# Information provided start

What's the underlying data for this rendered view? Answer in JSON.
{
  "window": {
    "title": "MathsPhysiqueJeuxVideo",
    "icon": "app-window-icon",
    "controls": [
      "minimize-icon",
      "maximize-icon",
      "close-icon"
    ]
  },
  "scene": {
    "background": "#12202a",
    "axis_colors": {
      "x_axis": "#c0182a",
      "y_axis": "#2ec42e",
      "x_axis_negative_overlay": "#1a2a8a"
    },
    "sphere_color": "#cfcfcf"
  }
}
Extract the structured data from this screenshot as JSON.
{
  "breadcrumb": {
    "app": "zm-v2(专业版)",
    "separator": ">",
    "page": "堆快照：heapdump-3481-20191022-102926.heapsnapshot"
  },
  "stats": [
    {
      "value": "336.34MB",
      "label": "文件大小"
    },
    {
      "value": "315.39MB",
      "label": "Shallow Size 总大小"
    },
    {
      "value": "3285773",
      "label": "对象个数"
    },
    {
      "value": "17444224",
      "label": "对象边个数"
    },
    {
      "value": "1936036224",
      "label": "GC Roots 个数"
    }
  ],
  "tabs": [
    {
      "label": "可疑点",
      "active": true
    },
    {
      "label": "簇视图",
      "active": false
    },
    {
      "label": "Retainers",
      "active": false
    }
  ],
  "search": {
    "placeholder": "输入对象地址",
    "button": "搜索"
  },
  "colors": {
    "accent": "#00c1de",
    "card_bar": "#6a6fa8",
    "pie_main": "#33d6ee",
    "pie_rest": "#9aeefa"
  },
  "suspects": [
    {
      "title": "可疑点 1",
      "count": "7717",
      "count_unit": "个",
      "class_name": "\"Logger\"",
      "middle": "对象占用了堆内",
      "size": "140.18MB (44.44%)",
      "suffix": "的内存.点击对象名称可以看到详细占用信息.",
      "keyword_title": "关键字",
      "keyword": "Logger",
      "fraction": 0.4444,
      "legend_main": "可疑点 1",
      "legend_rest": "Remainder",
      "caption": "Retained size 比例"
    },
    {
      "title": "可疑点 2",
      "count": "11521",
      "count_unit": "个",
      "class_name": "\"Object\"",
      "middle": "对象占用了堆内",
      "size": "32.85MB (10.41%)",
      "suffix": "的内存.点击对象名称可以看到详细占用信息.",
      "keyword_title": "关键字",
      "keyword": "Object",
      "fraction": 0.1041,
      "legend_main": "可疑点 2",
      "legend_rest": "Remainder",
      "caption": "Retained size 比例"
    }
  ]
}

# Information provided end

**Problem to solve**
Please extract exactly, and only, the lines from the line containing "Extract the structured" through the last line of the records.

**Solution for this problem**
Extract the structured data from this screenshot as JSON.
{
  "breadcrumb": {
    "app": "zm-v2(专业版)",
    "separator": ">",
    "page": "堆快照：heapdump-3481-20191022-102926.heapsnapshot"
  },
  "stats": [
    {
      "value": "336.34MB",
      "label": "文件大小"
    },
    {
      "value": "315.39MB",
      "label": "Shallow Size 总大小"
    },
    {
      "value": "3285773",
      "label": "对象个数"
    },
    {
      "value": "17444224",
      "label": "对象边个数"
    },
    {
      "value": "1936036224",
      "label": "GC Roots 个数"
    }
  ],
  "tabs": [
    {
      "label": "可疑点",
      "active": true
    },
    {
      "label": "簇视图",
      "active": false
    },
    {
      "label": "Retainers",
      "active": false
    }
  ],
  "search": {
    "placeholder": "输入对象地址",
    "button": "搜索"
  },
  "colors": {
    "accent": "#00c1de",
    "card_bar": "#6a6fa8",
    "pie_main": "#33d6ee",
    "pie_rest": "#9aeefa"
  },
  "suspects": [
    {
      "title": "可疑点 1",
      "count": "7717",
      "count_unit": "个",
      "class_name": "\"Logger\"",
      "middle": "对象占用了堆内",
      "size": "140.18MB (44.44%)",
      "suffix": "的内存.点击对象名称可以看到详细占用信息.",
      "keyword_title": "关键字",
      "keyword": "Logger",
      "fraction": 0.4444,
      "legend_main": "可疑点 1",
      "legend_rest": "Remainder",
      "caption": "Retained size 比例"
    },
    {
      "title": "可疑点 2",
      "count": "11521",
      "count_unit": "个",
      "class_name": "\"Object\"",
      "middle": "对象占用了堆内",
      "size": "32.85MB (10.41%)",
      "suffix": "的内存.点击对象名称可以看到详细占用信息.",
      "keyword_title": "关键字",
      "keyword": "Object",
      "fraction": 0.1041,
      "legend_main": "可疑点 2",
      "legend_rest": "Remainder",
      "caption": "Retained size 比例"
    }
  ]
}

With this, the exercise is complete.